------ Data listing ------

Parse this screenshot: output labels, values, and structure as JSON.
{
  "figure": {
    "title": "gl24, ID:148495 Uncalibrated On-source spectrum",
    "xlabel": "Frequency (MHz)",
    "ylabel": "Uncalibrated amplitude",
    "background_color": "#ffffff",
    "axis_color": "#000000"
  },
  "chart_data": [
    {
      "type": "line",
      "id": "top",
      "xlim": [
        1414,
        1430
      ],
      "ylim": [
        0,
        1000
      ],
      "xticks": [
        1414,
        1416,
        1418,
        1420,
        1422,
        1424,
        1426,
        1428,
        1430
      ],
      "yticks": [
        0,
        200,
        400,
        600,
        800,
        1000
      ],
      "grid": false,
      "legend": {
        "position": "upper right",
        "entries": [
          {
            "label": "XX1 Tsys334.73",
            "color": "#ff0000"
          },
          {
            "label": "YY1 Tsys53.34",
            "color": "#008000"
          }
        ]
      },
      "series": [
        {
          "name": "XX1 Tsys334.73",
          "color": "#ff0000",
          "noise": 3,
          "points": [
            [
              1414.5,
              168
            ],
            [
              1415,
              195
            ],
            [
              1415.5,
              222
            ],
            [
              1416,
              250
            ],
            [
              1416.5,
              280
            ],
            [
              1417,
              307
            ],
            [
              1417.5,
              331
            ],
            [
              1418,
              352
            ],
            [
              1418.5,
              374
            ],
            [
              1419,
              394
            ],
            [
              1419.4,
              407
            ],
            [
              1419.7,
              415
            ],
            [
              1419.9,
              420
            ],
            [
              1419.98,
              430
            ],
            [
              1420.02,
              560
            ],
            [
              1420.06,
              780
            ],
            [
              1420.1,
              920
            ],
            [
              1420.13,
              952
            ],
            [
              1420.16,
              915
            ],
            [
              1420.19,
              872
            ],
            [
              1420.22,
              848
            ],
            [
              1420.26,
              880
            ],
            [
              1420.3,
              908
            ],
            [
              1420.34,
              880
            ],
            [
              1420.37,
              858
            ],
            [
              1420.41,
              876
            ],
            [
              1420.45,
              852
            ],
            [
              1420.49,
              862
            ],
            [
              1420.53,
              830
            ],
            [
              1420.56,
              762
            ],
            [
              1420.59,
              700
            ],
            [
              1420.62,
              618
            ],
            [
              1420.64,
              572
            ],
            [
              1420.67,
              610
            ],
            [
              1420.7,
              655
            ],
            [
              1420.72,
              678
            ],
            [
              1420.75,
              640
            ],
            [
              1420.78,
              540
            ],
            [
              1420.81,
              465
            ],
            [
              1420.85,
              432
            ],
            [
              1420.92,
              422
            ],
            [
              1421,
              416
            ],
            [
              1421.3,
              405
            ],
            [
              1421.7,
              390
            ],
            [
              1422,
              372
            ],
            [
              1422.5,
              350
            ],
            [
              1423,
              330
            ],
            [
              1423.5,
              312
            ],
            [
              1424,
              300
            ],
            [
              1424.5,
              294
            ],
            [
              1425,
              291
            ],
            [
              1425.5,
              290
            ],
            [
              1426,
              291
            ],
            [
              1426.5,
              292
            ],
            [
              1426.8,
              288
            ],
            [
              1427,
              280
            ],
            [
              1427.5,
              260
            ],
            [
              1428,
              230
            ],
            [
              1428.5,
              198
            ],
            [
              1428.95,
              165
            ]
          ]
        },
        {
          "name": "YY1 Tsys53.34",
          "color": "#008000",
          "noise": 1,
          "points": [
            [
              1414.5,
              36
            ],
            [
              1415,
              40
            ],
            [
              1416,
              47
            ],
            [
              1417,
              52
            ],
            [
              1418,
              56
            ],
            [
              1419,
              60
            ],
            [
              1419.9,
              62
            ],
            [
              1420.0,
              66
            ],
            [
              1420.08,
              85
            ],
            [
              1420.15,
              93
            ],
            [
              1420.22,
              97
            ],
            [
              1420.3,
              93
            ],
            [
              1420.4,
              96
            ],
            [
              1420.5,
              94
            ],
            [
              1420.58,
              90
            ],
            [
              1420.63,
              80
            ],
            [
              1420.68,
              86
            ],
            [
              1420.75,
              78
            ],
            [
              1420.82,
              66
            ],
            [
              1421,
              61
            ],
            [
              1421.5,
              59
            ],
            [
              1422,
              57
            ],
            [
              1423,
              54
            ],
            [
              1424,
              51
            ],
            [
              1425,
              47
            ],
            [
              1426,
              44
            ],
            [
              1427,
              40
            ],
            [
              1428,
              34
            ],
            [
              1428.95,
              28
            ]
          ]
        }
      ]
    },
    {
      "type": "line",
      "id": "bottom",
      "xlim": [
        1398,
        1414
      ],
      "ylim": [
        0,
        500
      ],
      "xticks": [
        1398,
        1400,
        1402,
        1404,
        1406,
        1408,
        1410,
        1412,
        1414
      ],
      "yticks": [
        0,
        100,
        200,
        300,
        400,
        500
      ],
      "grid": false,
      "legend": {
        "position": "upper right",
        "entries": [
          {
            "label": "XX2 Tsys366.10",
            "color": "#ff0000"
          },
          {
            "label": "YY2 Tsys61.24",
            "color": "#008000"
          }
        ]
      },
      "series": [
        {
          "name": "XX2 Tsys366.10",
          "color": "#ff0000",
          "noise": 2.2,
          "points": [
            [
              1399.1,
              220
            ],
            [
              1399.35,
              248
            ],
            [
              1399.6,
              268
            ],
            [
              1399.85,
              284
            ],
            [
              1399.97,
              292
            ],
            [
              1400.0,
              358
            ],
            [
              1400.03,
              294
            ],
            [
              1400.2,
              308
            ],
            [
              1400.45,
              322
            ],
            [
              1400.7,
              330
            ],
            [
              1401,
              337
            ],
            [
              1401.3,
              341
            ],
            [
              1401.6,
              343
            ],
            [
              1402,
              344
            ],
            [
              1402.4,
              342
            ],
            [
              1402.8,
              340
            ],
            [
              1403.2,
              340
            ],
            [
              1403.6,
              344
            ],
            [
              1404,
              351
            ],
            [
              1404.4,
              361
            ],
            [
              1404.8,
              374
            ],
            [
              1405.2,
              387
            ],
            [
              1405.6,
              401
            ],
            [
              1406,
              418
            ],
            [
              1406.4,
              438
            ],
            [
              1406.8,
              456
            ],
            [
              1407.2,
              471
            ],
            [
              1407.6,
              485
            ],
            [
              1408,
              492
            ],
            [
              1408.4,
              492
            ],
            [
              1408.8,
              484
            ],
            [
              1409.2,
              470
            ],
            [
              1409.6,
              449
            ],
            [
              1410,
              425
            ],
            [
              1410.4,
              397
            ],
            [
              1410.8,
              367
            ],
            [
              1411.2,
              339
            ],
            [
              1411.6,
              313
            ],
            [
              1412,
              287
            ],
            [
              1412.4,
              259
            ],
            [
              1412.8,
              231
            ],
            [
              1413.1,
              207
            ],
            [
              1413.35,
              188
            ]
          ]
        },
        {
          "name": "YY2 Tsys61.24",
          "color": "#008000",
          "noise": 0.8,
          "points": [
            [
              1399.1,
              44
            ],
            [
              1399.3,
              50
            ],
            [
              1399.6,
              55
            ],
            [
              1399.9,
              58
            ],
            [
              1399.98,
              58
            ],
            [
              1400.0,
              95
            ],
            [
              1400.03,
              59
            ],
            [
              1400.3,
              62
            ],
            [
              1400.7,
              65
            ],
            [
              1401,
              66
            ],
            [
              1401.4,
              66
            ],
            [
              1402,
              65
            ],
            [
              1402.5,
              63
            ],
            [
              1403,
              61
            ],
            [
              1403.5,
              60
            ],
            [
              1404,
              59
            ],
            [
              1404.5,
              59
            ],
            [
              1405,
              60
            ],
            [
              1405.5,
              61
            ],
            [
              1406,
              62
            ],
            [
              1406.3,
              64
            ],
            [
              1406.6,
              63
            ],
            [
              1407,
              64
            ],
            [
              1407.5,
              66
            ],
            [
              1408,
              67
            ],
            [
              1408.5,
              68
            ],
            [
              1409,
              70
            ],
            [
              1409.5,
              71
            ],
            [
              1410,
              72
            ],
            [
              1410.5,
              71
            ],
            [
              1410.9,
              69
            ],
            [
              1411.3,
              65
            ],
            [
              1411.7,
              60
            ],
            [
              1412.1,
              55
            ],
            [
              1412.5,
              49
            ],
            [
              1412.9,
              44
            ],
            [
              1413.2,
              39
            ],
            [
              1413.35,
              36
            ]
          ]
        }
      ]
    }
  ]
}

------

What the exercise asks: Search the entries for "Uncalibrated" and copy out each line that has it.

Answer to the problem:
    "title": "gl24, ID:148495 Uncalibrated On-source spectrum",
    "ylabel": "Uncalibrated amplitude",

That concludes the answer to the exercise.